(Stored data entries)
☆ ☆ ☆ ☆ ☆
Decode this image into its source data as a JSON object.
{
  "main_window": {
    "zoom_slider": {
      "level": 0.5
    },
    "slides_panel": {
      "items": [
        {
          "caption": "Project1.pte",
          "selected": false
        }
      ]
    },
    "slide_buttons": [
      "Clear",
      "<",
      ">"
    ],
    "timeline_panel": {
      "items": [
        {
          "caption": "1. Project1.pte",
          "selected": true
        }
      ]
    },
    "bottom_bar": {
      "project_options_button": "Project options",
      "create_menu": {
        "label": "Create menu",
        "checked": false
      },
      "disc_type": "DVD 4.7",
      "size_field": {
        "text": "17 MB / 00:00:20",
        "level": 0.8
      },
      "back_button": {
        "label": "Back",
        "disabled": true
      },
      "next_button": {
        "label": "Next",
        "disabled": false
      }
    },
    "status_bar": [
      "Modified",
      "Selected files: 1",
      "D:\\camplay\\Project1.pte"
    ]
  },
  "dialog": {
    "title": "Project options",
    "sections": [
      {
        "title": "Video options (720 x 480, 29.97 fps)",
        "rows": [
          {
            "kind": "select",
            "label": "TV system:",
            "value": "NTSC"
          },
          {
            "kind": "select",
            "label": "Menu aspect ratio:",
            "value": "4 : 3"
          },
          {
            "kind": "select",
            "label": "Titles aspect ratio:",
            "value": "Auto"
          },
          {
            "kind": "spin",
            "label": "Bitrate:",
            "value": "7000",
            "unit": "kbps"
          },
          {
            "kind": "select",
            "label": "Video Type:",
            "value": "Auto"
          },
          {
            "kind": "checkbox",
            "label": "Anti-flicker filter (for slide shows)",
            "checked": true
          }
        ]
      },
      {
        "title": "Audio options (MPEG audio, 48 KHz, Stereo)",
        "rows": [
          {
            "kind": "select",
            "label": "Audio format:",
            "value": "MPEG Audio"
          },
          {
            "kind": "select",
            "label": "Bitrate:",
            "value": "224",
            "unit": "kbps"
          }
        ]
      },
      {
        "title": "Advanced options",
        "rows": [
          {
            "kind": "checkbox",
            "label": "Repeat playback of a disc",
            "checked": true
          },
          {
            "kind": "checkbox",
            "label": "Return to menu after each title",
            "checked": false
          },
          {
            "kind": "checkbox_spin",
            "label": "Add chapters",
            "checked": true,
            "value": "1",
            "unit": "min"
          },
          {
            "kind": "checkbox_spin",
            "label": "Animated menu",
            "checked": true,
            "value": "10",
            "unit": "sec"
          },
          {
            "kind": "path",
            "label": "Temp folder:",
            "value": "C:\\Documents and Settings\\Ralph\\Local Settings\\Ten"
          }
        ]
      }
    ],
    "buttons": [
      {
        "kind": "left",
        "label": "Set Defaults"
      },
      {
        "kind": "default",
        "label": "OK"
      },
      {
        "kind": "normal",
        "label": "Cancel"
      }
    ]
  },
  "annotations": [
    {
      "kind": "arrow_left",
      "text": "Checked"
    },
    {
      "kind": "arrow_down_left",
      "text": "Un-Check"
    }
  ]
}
☆ ☆ ☆ ☆ ☆
◆ Exercise objective:
Repeat each of the entries above precisely as given.

◆ Task output:
Decode this image into its source data as a JSON object.
{
  "main_window": {
    "zoom_slider": {
      "level": 0.5
    },
    "slides_panel": {
      "items": [
        {
          "caption": "Project1.pte",
          "selected": false
        }
      ]
    },
    "slide_buttons": [
      "Clear",
      "<",
      ">"
    ],
    "timeline_panel": {
      "items": [
        {
          "caption": "1. Project1.pte",
          "selected": true
        }
      ]
    },
    "bottom_bar": {
      "project_options_button": "Project options",
      "create_menu": {
        "label": "Create menu",
        "checked": false
      },
      "disc_type": "DVD 4.7",
      "size_field": {
        "text": "17 MB / 00:00:20",
        "level": 0.8
      },
      "back_button": {
        "label": "Back",
        "disabled": true
      },
      "next_button": {
        "label": "Next",
        "disabled": false
      }
    },
    "status_bar": [
      "Modified",
      "Selected files: 1",
      "D:\\camplay\\Project1.pte"
    ]
  },
  "dialog": {
    "title": "Project options",
    "sections": [
      {
        "title": "Video options (720 x 480, 29.97 fps)",
        "rows": [
          {
            "kind": "select",
            "label": "TV system:",
            "value": "NTSC"
          },
          {
            "kind": "select",
            "label": "Menu aspect ratio:",
            "value": "4 : 3"
          },
          {
            "kind": "select",
            "label": "Titles aspect ratio:",
            "value": "Auto"
          },
          {
            "kind": "spin",
            "label": "Bitrate:",
            "value": "7000",
            "unit": "kbps"
          },
          {
            "kind": "select",
            "label": "Video Type:",
            "value": "Auto"
          },
          {
            "kind": "checkbox",
            "label": "Anti-flicker filter (for slide shows)",
            "checked": true
          }
        ]
      },
      {
        "title": "Audio options (MPEG audio, 48 KHz, Stereo)",
        "rows": [
          {
            "kind": "select",
            "label": "Audio format:",
            "value": "MPEG Audio"
          },
          {
            "kind": "select",
            "label": "Bitrate:",
            "value": "224",
            "unit": "kbps"
          }
        ]
      },
      {
        "title": "Advanced options",
        "rows": [
          {
            "kind": "checkbox",
            "label": "Repeat playback of a disc",
            "checked": true
          },
          {
            "kind": "checkbox",
            "label": "Return to menu after each title",
            "checked": false
          },
          {
            "kind": "checkbox_spin",
            "label": "Add chapters",
            "checked": true,
            "value": "1",
            "unit": "min"
          },
          {
            "kind": "checkbox_spin",
            "label": "Animated menu",
            "checked": true,
            "value": "10",
            "unit": "sec"
          },
          {
            "kind": "path",
            "label": "Temp folder:",
            "value": "C:\\Documents and Settings\\Ralph\\Local Settings\\Ten"
          }
        ]
      }
    ],
    "buttons": [
      {
        "kind": "left",
        "label": "Set Defaults"
      },
      {
        "kind": "default",
        "label": "OK"
      },
      {
        "kind": "normal",
        "label": "Cancel"
      }
    ]
  },
  "annotations": [
    {
      "kind": "arrow_left",
      "text": "Checked"
    },
    {
      "kind": "arrow_down_left",
      "text": "Un-Check"
    }
  ]
}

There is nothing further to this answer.